--- BEGIN ---
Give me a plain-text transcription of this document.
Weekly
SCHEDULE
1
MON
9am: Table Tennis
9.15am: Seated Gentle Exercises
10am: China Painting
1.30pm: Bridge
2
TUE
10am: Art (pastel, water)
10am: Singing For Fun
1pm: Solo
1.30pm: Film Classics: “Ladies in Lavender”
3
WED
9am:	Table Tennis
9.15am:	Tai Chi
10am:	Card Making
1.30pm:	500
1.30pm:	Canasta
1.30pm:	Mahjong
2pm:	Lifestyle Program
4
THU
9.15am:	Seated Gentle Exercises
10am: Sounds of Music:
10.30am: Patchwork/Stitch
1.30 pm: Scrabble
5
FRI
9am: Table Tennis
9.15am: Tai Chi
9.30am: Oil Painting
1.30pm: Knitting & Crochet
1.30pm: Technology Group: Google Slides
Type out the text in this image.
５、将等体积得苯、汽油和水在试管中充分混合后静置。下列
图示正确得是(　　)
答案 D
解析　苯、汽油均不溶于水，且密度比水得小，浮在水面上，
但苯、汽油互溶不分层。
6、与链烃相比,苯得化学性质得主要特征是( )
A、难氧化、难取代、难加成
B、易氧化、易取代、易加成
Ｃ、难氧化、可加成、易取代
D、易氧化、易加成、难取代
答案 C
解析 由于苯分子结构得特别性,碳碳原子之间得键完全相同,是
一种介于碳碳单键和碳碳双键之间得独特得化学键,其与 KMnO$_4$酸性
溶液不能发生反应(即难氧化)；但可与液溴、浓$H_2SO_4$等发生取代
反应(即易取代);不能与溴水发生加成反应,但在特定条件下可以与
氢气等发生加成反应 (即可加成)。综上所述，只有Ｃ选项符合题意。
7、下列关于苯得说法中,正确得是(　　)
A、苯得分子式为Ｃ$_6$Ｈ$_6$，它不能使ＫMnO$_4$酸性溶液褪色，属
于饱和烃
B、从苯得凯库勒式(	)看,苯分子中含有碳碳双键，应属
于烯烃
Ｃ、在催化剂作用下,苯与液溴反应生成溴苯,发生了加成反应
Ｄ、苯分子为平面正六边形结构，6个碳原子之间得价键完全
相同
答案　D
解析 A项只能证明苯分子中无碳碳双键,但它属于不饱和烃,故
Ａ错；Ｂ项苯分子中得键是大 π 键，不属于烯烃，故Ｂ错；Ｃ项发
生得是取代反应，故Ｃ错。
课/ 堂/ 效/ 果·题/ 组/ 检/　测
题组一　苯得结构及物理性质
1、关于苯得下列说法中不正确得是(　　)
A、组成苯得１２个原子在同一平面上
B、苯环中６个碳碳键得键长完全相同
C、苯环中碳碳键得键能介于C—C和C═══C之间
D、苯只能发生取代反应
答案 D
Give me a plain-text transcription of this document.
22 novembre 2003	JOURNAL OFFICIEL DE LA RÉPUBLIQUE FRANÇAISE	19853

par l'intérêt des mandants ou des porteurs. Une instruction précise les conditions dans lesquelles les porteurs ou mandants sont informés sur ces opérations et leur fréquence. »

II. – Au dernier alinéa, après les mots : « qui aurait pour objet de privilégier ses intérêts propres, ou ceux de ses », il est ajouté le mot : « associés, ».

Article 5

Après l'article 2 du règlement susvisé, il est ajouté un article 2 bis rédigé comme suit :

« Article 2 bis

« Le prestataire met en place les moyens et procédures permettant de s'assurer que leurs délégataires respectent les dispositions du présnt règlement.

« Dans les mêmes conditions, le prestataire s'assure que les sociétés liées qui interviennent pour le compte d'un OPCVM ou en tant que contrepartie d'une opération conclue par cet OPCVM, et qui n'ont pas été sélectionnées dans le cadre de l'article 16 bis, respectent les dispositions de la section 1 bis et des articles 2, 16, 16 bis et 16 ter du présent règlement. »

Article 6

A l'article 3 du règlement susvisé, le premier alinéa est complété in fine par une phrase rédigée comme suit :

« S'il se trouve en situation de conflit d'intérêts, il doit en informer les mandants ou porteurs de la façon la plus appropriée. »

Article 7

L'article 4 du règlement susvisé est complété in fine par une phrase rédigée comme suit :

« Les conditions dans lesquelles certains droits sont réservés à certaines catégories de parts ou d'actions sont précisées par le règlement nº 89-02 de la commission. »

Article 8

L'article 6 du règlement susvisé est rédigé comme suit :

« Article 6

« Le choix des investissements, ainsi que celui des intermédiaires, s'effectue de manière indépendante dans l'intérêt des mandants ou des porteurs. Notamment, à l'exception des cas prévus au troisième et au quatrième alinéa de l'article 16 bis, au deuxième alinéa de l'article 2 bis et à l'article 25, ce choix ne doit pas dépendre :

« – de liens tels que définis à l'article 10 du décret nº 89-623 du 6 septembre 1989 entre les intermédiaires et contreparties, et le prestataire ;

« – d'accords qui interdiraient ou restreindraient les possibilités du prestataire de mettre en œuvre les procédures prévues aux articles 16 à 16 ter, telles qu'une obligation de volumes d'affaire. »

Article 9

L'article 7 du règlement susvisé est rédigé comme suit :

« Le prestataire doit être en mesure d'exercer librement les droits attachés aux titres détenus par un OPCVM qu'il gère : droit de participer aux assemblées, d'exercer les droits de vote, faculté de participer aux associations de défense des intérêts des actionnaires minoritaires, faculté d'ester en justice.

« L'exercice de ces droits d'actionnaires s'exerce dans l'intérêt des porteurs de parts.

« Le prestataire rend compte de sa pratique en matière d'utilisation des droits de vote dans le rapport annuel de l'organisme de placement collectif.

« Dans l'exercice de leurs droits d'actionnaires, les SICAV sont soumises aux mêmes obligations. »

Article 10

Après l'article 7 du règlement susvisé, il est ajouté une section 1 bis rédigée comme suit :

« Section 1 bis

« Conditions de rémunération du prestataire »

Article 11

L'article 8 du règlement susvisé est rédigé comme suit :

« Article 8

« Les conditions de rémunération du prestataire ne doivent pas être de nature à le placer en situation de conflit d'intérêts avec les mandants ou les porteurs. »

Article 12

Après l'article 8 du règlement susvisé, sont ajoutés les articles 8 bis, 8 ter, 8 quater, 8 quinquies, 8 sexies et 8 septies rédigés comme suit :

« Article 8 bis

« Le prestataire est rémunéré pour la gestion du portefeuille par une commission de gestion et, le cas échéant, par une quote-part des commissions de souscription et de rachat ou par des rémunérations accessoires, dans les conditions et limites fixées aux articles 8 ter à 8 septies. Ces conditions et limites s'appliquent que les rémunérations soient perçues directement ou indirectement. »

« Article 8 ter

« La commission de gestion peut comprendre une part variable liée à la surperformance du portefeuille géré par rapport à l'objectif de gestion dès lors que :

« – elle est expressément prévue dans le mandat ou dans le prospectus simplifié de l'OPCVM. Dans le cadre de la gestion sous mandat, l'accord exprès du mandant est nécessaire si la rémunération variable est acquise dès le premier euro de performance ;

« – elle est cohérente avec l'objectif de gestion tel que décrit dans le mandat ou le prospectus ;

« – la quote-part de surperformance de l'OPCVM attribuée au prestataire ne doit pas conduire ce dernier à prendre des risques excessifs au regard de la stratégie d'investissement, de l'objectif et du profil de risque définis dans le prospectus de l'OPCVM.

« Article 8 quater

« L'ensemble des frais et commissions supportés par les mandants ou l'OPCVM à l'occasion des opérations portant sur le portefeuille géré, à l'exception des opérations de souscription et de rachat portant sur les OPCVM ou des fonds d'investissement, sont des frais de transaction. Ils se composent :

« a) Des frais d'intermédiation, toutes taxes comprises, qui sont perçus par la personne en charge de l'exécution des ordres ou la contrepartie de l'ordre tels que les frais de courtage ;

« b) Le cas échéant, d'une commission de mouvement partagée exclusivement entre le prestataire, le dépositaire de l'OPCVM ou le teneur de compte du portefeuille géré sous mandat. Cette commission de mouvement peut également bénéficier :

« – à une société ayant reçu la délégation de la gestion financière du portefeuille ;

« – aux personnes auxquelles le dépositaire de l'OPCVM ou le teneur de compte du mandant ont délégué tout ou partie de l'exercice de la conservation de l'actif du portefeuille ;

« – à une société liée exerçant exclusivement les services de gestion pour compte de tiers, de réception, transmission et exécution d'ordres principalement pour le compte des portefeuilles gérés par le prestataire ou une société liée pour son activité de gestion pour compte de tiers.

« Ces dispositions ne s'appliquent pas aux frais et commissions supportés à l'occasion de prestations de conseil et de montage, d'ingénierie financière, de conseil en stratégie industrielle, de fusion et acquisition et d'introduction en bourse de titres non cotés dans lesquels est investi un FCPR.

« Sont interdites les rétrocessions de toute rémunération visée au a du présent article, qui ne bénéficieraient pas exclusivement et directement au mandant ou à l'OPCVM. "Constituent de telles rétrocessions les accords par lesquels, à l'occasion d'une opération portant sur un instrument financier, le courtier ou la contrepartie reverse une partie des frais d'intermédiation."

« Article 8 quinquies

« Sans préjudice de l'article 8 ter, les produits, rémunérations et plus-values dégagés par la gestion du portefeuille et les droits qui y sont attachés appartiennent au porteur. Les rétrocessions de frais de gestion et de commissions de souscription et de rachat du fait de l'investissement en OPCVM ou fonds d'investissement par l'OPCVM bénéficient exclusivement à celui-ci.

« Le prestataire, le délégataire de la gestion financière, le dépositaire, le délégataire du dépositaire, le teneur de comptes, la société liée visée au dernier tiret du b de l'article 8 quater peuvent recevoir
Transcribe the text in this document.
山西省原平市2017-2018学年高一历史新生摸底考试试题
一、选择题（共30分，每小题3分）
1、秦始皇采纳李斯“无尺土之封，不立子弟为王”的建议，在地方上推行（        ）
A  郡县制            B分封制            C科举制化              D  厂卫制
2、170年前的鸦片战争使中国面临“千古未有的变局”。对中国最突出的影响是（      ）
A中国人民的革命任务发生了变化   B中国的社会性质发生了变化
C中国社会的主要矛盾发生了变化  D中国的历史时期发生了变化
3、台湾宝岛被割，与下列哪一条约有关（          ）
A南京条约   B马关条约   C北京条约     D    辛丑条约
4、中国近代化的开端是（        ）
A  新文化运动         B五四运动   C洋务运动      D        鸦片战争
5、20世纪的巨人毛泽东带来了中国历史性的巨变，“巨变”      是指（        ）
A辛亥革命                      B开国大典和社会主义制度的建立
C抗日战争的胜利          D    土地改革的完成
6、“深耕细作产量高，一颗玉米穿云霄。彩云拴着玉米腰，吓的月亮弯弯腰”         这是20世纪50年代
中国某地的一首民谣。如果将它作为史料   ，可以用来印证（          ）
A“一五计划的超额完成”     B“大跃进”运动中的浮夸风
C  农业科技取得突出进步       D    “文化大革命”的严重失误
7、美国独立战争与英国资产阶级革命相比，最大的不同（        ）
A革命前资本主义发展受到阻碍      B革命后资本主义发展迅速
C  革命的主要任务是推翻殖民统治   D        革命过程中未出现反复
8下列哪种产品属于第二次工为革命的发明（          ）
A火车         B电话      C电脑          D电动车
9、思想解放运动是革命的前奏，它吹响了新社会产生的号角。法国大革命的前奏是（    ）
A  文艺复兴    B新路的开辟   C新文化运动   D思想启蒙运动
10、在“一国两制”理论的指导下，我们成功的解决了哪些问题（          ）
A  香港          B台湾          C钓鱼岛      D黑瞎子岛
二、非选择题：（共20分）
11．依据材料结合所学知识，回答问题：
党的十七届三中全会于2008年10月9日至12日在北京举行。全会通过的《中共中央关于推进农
--- END ---
Directions for this task: Report only a number: how many lines in the material above contain the string "peut".

Written answer: 2